**Problem to work on:** Copy out every item below line for line, leaving out the pictures.

**Provided data:**
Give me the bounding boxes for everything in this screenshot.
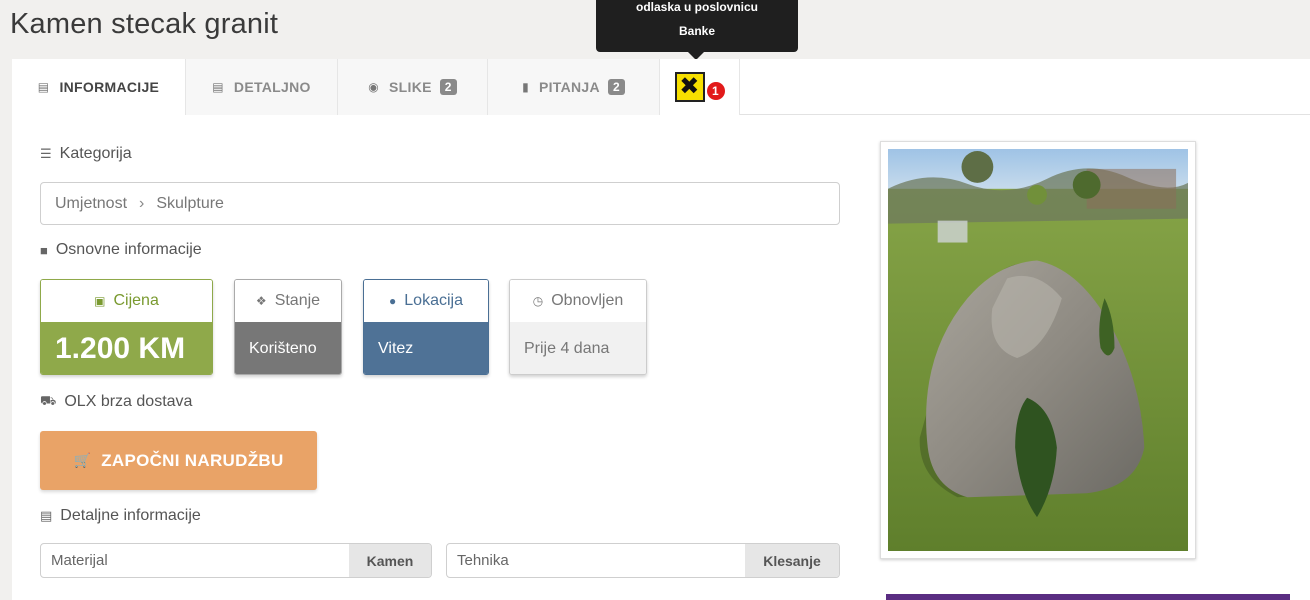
detailed-info-heading: ▤ Detaljne informacije [40,507,201,525]
condition-card: ❖ Stanje Korišteno [234,279,342,375]
id-card-icon: ▤ [40,508,53,523]
technique-field: Tehnika Klesanje [446,543,840,578]
category-heading: ☰ Kategorija [40,145,132,163]
bank-notification-badge: 1 [706,82,725,100]
updated-label: Obnovljen [551,292,624,309]
tooltip-line-2: Banke [678,24,716,38]
tab-label: DETALJNO [233,79,311,95]
material-field: Materijal Kamen [40,543,432,578]
coins-icon: ▣ [94,294,106,308]
clock-icon: ◷ [532,294,544,308]
bank-tooltip: odlaska u poslovnicu Banke [596,0,798,60]
chat-icon: ▮ [522,80,529,94]
bank-logo-icon: ✖ [674,72,705,102]
cart-icon: 🛒 [73,452,92,468]
updated-card: ◷ Obnovljen Prije 4 dana [509,279,647,375]
tab-bank[interactable]: ✖ 1 [660,59,740,115]
delivery-heading: ⛟ OLX brza dostava [40,393,192,411]
breadcrumb-separator: › [139,194,145,212]
tab-label: INFORMACIJE [59,79,160,95]
tab-detaljno[interactable]: ▤ DETALJNO [186,59,338,115]
delivery-label: OLX brza dostava [64,393,193,410]
price-value: 1.200 KM [41,322,212,374]
page-title: Kamen stecak granit [10,8,279,40]
tab-label: SLIKE [389,79,432,95]
questions-count-badge: 2 [607,79,625,95]
category-breadcrumb: Umjetnost › Skulpture [40,182,840,225]
tag-icon: ❖ [255,294,267,308]
images-count-badge: 2 [439,79,457,95]
start-order-label: ZAPOČNI NARUDŽBU [101,450,284,470]
field-value: Kamen [349,544,431,577]
condition-value: Korišteno [235,322,341,374]
breadcrumb-item[interactable]: Skulpture [156,195,224,213]
updated-value: Prije 4 dana [510,322,646,374]
price-label: Cijena [113,292,159,309]
stone-photo [888,149,1188,551]
document-icon: ▤ [212,80,224,94]
tab-pitanja[interactable]: ▮ PITANJA 2 [488,59,660,115]
category-label: Kategorija [59,145,132,162]
field-key: Materijal [51,552,108,569]
breadcrumb-item[interactable]: Umjetnost [55,195,127,213]
purple-accent-bar [886,594,1290,600]
list-icon: ☰ [40,146,52,161]
field-value: Klesanje [745,544,839,577]
tab-slike[interactable]: ◉ SLIKE 2 [338,59,488,115]
price-card: ▣ Cijena 1.200 KM [40,279,213,375]
id-card-icon: ▤ [37,80,50,94]
detailed-info-label: Detaljne informacije [60,507,201,524]
map-pin-icon: ● [389,294,397,308]
start-order-button[interactable]: 🛒 ZAPOČNI NARUDŽBU [40,431,317,490]
location-label: Lokacija [404,292,463,309]
camera-icon: ◉ [368,80,380,94]
condition-label: Stanje [274,292,321,309]
basic-info-heading: ■ Osnovne informacije [40,241,202,259]
field-key: Tehnika [457,552,509,569]
tooltip-line-1: odlaska u poslovnicu [635,0,759,14]
listing-panel: ☰ Kategorija Umjetnost › Skulpture ■ Osn… [12,115,1310,600]
basic-info-label: Osnovne informacije [55,241,202,258]
document-icon: ■ [40,242,48,258]
main-photo[interactable] [880,141,1196,559]
tab-informacije[interactable]: ▤ INFORMACIJE [12,59,186,116]
tab-label: PITANJA [538,79,600,95]
tab-bar: ▤ INFORMACIJE ▤ DETALJNO ◉ SLIKE 2 ▮ PIT… [12,59,1310,116]
truck-icon: ⛟ [40,393,57,408]
location-value: Vitez [364,322,488,374]
location-card: ● Lokacija Vitez [363,279,489,375]
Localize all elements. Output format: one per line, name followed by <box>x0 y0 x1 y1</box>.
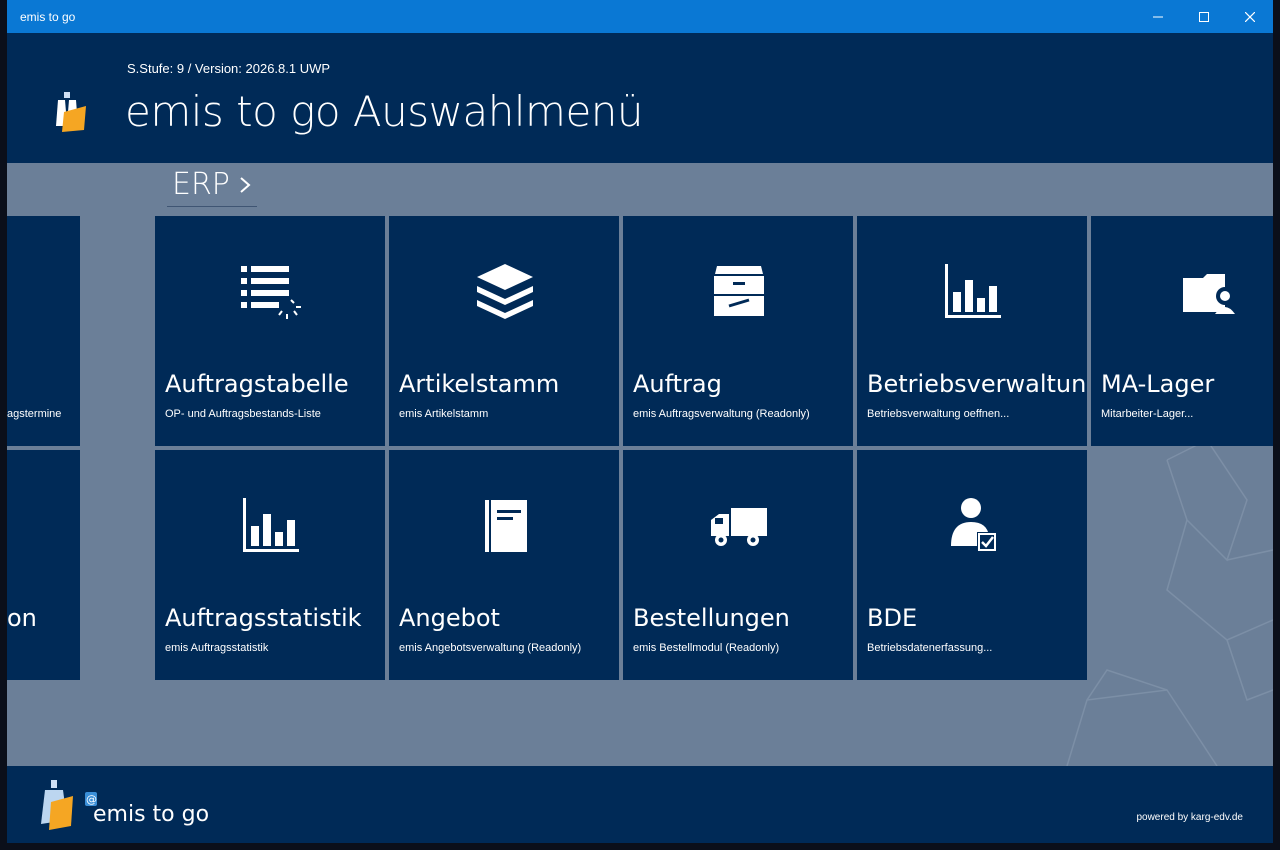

**Correct response:**
Give me the bounding boxes for everything in this screenshot.
detailed-info-heading: ▤ Detaljne informacije [40,507,201,525]
condition-card: ❖ Stanje Korišteno [234,279,342,375]
id-card-icon: ▤ [40,508,53,523]
technique-field: Tehnika Klesanje [446,543,840,578]
category-heading: ☰ Kategorija [40,145,132,163]
bank-notification-badge: 1 [706,82,725,100]
updated-label: Obnovljen [551,292,624,309]
tooltip-line-2: Banke [678,24,716,38]
tab-label: DETALJNO [233,79,311,95]
material-field: Materijal Kamen [40,543,432,578]
coins-icon: ▣ [94,294,106,308]
clock-icon: ◷ [532,294,544,308]
bank-tooltip: odlaska u poslovnicu Banke [596,0,798,60]
chat-icon: ▮ [522,80,529,94]
bank-logo-icon: ✖ [674,72,705,102]
cart-icon: 🛒 [73,452,92,468]
updated-card: ◷ Obnovljen Prije 4 dana [509,279,647,375]
tab-bank[interactable]: ✖ 1 [660,59,740,115]
delivery-heading: ⛟ OLX brza dostava [40,393,192,411]
breadcrumb-separator: › [139,194,145,212]
tab-label: INFORMACIJE [59,79,160,95]
tab-detaljno[interactable]: ▤ DETALJNO [186,59,338,115]
delivery-label: OLX brza dostava [64,393,193,410]
price-value: 1.200 KM [41,322,212,374]
page-title: Kamen stecak granit [10,8,279,40]
tab-label: SLIKE [389,79,432,95]
questions-count-badge: 2 [607,79,625,95]
category-breadcrumb: Umjetnost › Skulpture [40,182,840,225]
tag-icon: ❖ [255,294,267,308]
images-count-badge: 2 [439,79,457,95]
start-order-label: ZAPOČNI NARUDŽBU [101,450,284,470]
field-value: Kamen [349,544,431,577]
condition-value: Korišteno [235,322,341,374]
breadcrumb-item[interactable]: Skulpture [156,195,224,213]
updated-value: Prije 4 dana [510,322,646,374]
price-label: Cijena [113,292,159,309]
stone-photo [888,149,1188,551]
document-icon: ▤ [212,80,224,94]
tab-pitanja[interactable]: ▮ PITANJA 2 [488,59,660,115]
category-label: Kategorija [59,145,132,162]
field-key: Materijal [51,552,108,569]
breadcrumb-item[interactable]: Umjetnost [55,195,127,213]
purple-accent-bar [886,594,1290,600]
list-icon: ☰ [40,146,52,161]
field-value: Klesanje [745,544,839,577]
tab-slike[interactable]: ◉ SLIKE 2 [338,59,488,115]
price-card: ▣ Cijena 1.200 KM [40,279,213,375]
id-card-icon: ▤ [37,80,50,94]
detailed-info-label: Detaljne informacije [60,507,201,524]
map-pin-icon: ● [389,294,397,308]
start-order-button[interactable]: 🛒 ZAPOČNI NARUDŽBU [40,431,317,490]
location-label: Lokacija [404,292,463,309]
camera-icon: ◉ [368,80,380,94]
condition-label: Stanje [274,292,321,309]
basic-info-heading: ■ Osnovne informacije [40,241,202,259]
field-key: Tehnika [457,552,509,569]
tooltip-line-1: odlaska u poslovnicu [635,0,759,14]
listing-panel: ☰ Kategorija Umjetnost › Skulpture ■ Osn… [12,115,1310,600]
basic-info-label: Osnovne informacije [55,241,202,258]
document-icon: ■ [40,242,48,258]
main-photo[interactable] [880,141,1196,559]
tab-informacije[interactable]: ▤ INFORMACIJE [12,59,186,116]
tab-label: PITANJA [538,79,600,95]
tab-bar: ▤ INFORMACIJE ▤ DETALJNO ◉ SLIKE 2 ▮ PIT… [12,59,1310,116]
truck-icon: ⛟ [40,393,57,408]
location-value: Vitez [364,322,488,374]
location-card: ● Lokacija Vitez [363,279,489,375]
Localize all elements. Output format: one per line, name followed by <box>x0 y0 x1 y1</box>.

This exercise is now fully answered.